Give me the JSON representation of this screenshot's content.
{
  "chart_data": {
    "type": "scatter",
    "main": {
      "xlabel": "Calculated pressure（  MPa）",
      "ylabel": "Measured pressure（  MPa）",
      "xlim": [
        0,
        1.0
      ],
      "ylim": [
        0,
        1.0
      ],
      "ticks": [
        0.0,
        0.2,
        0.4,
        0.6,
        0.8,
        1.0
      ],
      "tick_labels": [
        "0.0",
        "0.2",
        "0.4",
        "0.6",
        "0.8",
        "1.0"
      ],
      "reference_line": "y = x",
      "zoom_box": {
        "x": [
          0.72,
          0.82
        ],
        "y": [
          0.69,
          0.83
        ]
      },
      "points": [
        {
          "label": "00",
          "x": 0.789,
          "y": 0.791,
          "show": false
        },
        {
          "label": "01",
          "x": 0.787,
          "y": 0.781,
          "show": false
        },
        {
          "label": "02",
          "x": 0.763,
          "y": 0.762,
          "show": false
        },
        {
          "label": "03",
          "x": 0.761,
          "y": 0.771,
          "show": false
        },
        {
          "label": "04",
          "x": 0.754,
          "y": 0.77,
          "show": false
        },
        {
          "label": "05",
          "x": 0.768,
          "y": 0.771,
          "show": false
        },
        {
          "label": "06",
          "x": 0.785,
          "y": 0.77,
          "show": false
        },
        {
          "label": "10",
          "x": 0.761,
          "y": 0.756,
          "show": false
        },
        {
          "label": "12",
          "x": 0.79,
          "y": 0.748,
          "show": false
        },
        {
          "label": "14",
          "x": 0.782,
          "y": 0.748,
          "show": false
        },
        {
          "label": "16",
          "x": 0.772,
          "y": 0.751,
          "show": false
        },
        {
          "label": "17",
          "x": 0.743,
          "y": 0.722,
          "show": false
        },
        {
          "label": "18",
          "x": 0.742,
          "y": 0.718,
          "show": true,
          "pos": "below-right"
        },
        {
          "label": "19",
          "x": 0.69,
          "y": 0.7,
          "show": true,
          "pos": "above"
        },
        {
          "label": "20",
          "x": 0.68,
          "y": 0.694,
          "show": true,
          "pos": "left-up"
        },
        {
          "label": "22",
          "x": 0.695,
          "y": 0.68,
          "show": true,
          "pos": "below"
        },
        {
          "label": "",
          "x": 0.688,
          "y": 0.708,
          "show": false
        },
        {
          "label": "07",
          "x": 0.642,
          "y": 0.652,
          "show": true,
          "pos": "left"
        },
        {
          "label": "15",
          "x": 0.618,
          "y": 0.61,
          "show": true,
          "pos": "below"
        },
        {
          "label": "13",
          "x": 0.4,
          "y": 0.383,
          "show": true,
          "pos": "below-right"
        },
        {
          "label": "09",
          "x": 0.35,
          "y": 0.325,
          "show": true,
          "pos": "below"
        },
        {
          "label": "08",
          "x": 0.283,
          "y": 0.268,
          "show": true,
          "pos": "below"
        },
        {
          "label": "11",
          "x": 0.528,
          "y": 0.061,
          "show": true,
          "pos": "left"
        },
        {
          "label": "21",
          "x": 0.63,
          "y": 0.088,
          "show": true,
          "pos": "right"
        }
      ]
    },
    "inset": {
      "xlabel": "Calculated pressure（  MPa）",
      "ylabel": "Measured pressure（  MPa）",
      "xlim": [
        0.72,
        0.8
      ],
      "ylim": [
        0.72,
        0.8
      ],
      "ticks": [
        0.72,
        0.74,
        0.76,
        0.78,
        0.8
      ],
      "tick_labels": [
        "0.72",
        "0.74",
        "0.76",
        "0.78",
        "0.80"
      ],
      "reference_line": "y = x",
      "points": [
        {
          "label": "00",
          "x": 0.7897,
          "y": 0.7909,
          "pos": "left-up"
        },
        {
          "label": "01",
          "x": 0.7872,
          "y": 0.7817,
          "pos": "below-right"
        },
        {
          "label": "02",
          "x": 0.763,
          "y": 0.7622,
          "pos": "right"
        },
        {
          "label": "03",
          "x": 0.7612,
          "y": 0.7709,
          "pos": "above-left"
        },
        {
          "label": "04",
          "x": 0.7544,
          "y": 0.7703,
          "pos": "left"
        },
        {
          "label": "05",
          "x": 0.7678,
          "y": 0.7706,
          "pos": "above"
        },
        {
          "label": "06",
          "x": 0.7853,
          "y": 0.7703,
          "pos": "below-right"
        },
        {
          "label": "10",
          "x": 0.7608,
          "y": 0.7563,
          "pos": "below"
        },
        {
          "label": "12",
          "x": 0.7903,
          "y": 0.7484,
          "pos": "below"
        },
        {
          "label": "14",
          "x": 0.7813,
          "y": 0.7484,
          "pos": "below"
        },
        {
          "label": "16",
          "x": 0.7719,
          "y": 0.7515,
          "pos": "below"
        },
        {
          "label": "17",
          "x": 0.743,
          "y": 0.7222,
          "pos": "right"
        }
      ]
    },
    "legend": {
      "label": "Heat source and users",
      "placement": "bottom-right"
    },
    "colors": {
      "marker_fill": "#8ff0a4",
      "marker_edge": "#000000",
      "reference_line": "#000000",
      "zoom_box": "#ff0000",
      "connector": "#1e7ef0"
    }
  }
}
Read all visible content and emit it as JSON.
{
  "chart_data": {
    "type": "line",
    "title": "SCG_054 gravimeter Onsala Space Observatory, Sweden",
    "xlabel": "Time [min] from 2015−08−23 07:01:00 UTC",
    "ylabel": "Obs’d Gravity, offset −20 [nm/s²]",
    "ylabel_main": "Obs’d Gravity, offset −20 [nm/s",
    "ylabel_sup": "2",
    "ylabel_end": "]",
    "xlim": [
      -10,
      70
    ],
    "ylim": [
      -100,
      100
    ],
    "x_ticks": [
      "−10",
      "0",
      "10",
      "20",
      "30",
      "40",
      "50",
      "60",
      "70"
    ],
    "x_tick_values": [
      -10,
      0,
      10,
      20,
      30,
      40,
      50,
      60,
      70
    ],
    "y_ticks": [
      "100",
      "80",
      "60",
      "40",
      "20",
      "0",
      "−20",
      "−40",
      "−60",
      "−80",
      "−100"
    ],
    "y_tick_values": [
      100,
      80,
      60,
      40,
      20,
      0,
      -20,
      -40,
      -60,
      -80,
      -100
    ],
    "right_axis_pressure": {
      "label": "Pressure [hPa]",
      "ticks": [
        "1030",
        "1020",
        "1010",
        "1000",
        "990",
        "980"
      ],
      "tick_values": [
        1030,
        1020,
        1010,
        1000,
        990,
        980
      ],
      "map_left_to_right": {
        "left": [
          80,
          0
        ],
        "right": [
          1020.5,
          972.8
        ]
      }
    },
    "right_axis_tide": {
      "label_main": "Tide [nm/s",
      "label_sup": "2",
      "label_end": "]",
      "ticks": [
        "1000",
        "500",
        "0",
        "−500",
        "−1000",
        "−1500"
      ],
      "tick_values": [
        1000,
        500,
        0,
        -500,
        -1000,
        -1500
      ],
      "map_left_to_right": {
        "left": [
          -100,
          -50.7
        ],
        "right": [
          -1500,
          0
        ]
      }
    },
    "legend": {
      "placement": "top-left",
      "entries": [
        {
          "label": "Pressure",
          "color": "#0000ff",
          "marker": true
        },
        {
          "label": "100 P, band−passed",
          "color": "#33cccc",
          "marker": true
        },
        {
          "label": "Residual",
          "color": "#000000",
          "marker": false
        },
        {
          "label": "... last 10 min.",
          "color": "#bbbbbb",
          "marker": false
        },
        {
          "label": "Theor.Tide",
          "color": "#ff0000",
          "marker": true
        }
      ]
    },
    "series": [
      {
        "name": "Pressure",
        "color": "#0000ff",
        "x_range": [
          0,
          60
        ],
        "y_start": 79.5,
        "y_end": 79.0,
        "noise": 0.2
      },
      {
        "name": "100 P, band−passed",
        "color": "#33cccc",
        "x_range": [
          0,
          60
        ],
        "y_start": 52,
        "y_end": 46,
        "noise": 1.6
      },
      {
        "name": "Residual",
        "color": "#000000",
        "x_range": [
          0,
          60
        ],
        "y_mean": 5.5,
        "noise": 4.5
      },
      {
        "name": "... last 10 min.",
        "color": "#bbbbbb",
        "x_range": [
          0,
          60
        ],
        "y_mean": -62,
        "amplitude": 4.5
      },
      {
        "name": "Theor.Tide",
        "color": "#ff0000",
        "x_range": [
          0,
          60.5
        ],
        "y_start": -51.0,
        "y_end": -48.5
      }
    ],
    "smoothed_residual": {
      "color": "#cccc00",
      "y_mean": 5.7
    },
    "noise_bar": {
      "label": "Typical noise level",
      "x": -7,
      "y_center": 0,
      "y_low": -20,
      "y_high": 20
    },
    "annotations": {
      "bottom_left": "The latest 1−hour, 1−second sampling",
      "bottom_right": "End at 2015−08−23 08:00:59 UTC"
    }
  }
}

## Problem description
Examine the entries and report how many of their lines contain the string "passed", giving no more than the number.

## Problem solution
2